§ **What this task involves**:
Locate the word "mensual" in the material, then show every line that holds it.

§ **Working data**:
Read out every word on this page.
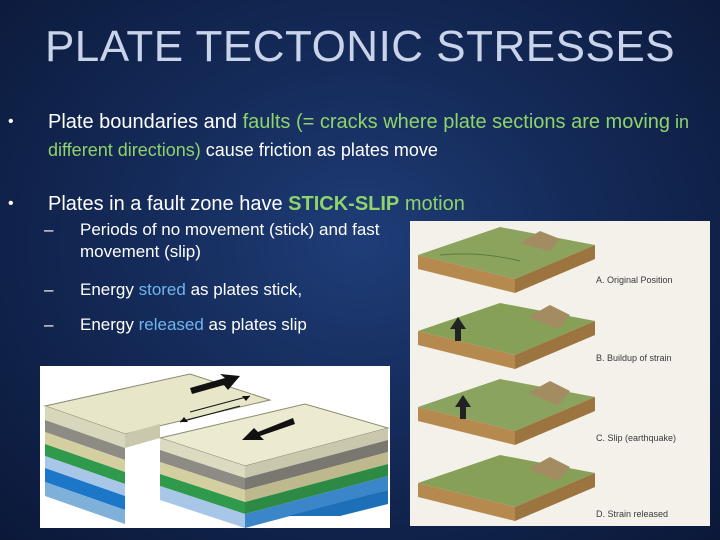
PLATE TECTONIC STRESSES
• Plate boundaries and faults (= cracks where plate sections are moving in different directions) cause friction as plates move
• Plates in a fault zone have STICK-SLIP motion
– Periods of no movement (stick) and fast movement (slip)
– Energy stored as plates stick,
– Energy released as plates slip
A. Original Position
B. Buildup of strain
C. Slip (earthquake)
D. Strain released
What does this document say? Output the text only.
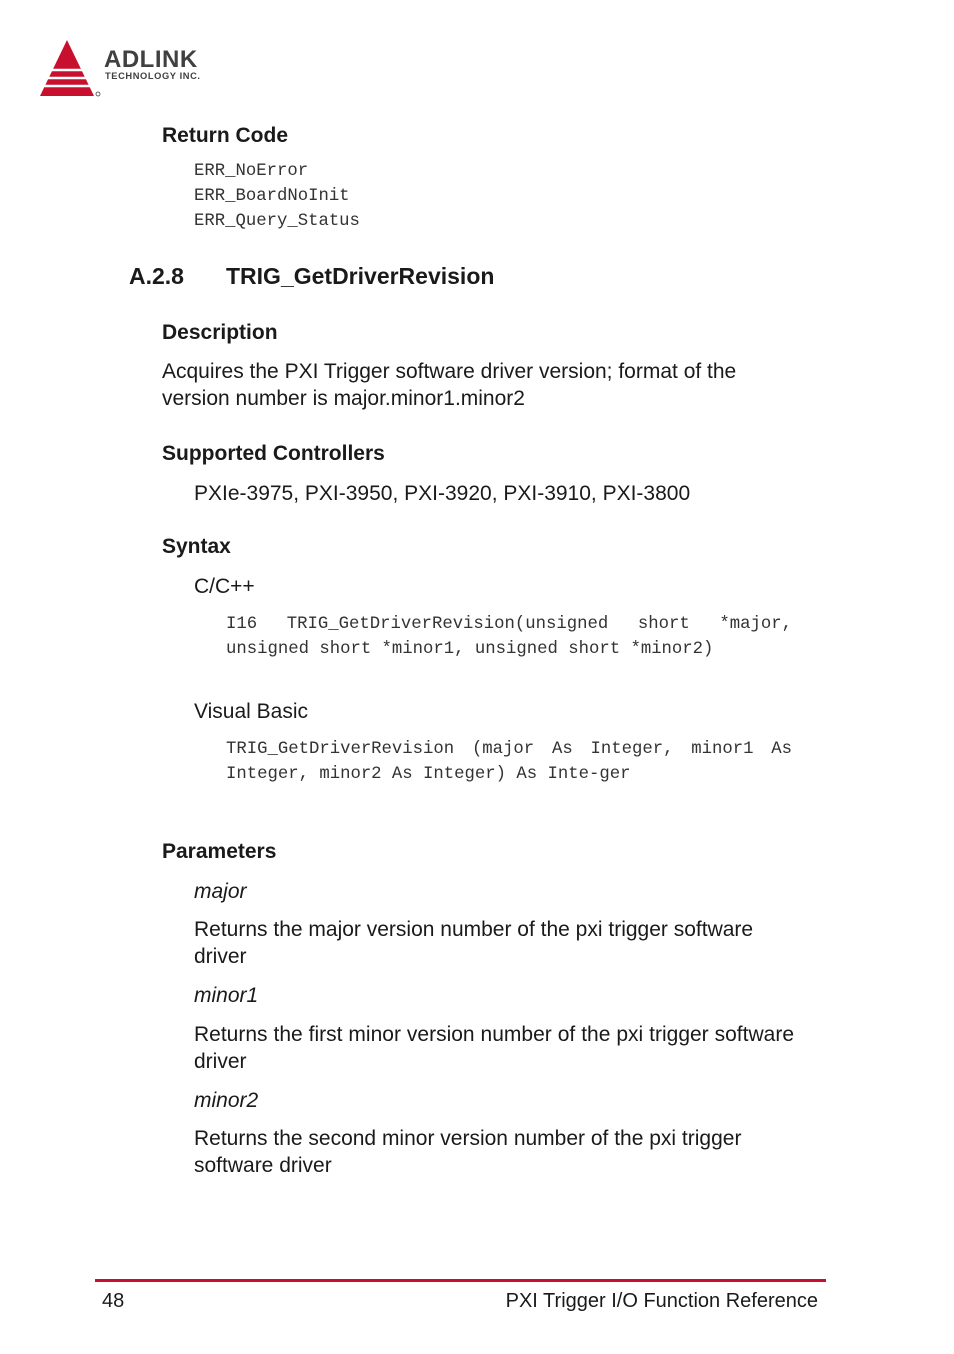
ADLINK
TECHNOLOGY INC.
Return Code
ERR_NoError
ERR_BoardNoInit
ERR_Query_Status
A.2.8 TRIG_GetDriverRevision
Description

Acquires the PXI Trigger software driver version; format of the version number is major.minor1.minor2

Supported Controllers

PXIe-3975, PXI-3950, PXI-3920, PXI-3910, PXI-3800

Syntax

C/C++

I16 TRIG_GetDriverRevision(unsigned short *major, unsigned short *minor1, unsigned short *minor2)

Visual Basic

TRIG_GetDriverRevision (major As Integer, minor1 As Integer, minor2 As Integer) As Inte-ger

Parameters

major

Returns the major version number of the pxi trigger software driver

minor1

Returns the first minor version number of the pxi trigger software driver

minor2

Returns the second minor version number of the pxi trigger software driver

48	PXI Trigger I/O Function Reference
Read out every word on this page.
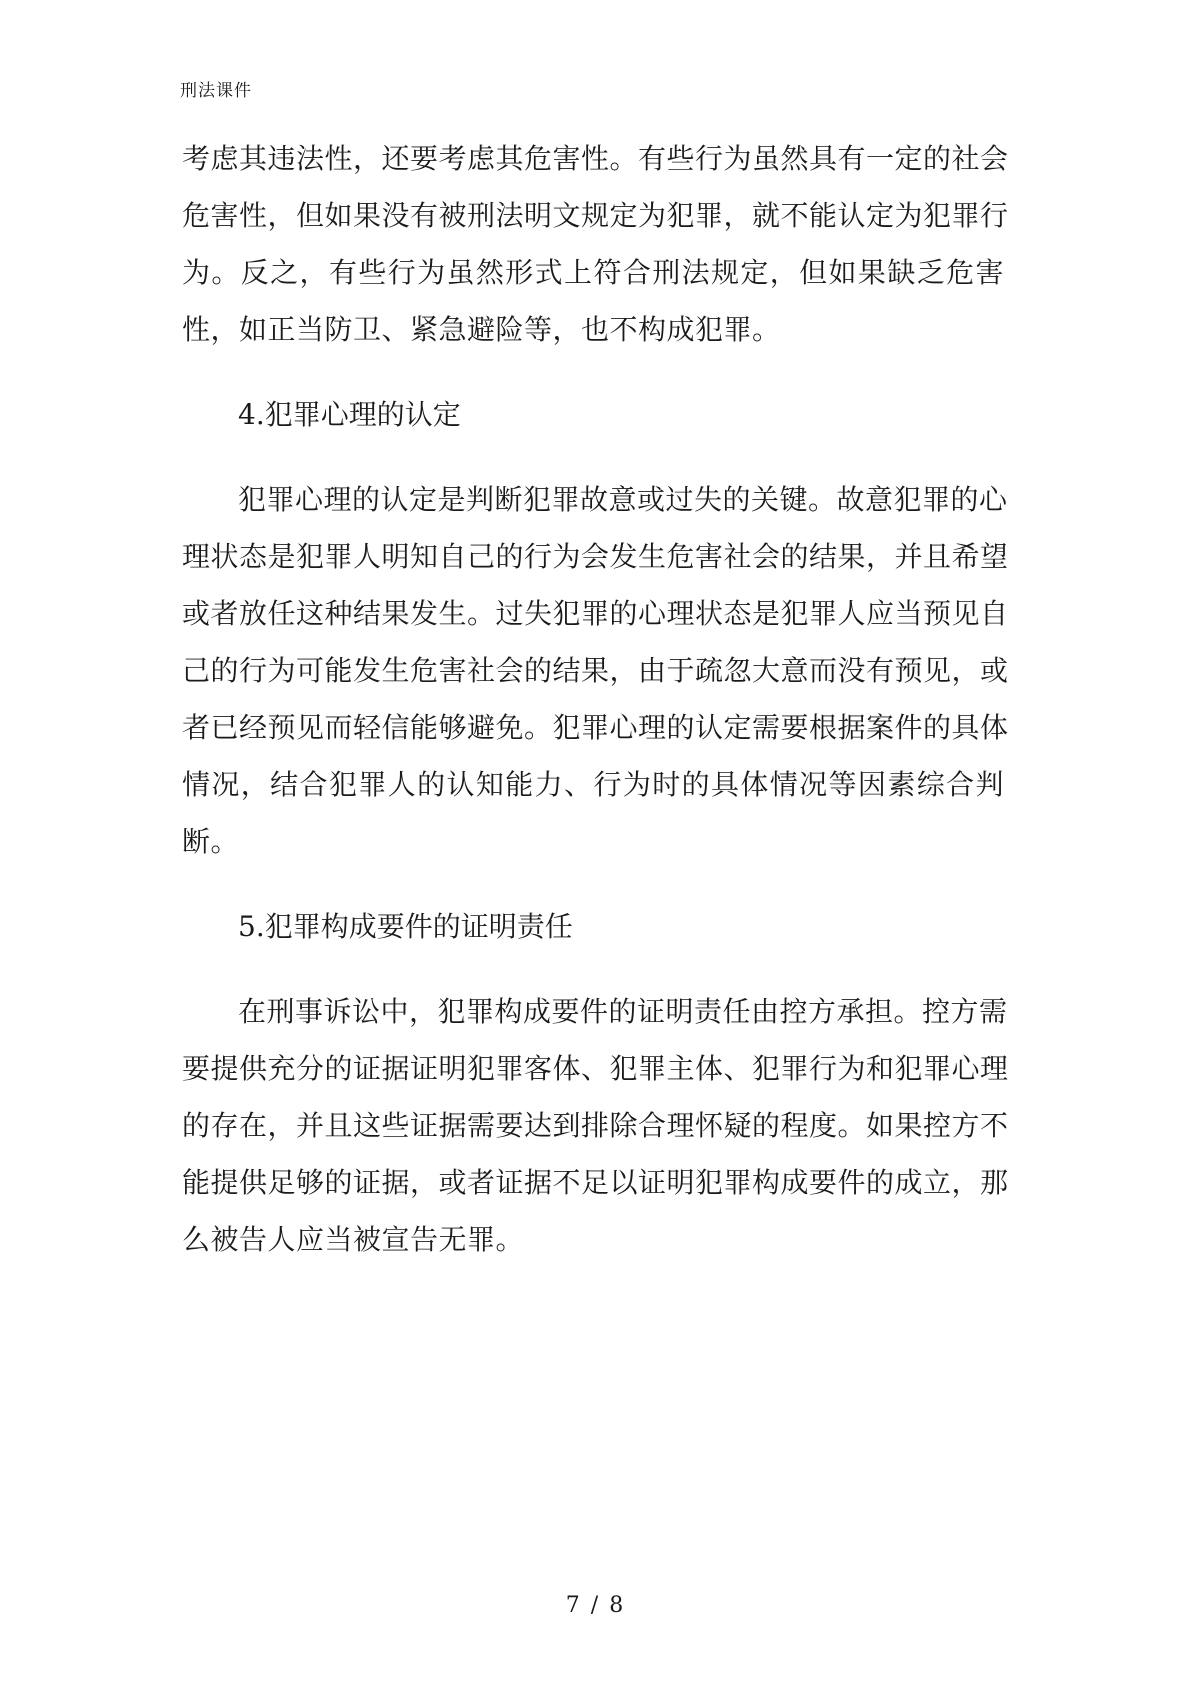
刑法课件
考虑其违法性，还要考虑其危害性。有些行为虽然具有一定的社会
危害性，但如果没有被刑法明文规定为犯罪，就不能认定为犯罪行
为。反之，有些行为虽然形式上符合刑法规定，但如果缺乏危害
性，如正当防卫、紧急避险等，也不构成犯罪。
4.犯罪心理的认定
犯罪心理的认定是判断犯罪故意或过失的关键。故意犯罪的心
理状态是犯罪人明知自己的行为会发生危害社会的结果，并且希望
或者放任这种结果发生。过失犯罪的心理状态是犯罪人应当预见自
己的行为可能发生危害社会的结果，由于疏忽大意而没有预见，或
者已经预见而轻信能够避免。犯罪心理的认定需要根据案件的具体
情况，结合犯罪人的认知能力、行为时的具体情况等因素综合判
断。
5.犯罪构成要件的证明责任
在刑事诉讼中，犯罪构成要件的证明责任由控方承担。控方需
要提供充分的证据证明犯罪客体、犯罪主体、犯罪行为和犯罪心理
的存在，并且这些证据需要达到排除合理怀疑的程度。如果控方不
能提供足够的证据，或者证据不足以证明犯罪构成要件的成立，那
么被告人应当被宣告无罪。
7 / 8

* * *

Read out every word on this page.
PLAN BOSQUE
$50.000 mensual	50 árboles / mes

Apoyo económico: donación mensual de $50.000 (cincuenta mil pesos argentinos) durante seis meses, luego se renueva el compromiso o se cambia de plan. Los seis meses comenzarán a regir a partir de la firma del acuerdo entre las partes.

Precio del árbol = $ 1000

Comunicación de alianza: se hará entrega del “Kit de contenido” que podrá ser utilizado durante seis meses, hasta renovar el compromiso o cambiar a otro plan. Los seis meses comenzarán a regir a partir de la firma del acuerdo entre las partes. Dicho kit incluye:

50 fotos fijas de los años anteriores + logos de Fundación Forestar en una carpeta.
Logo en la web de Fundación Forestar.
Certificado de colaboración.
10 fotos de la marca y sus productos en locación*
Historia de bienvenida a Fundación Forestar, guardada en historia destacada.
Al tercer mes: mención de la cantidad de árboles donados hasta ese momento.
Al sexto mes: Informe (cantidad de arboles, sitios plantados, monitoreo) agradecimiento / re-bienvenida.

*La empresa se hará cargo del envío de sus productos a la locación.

§ **Exercise answer**:
$50.000 mensual	50 árboles / mes
Apoyo económico: donación mensual de $50.000 (cincuenta mil pesos argentinos) durante seis meses, luego se renueva el compromiso o se cambia de plan. Los seis meses comenzarán a regir a partir de la firma del acuerdo entre las partes.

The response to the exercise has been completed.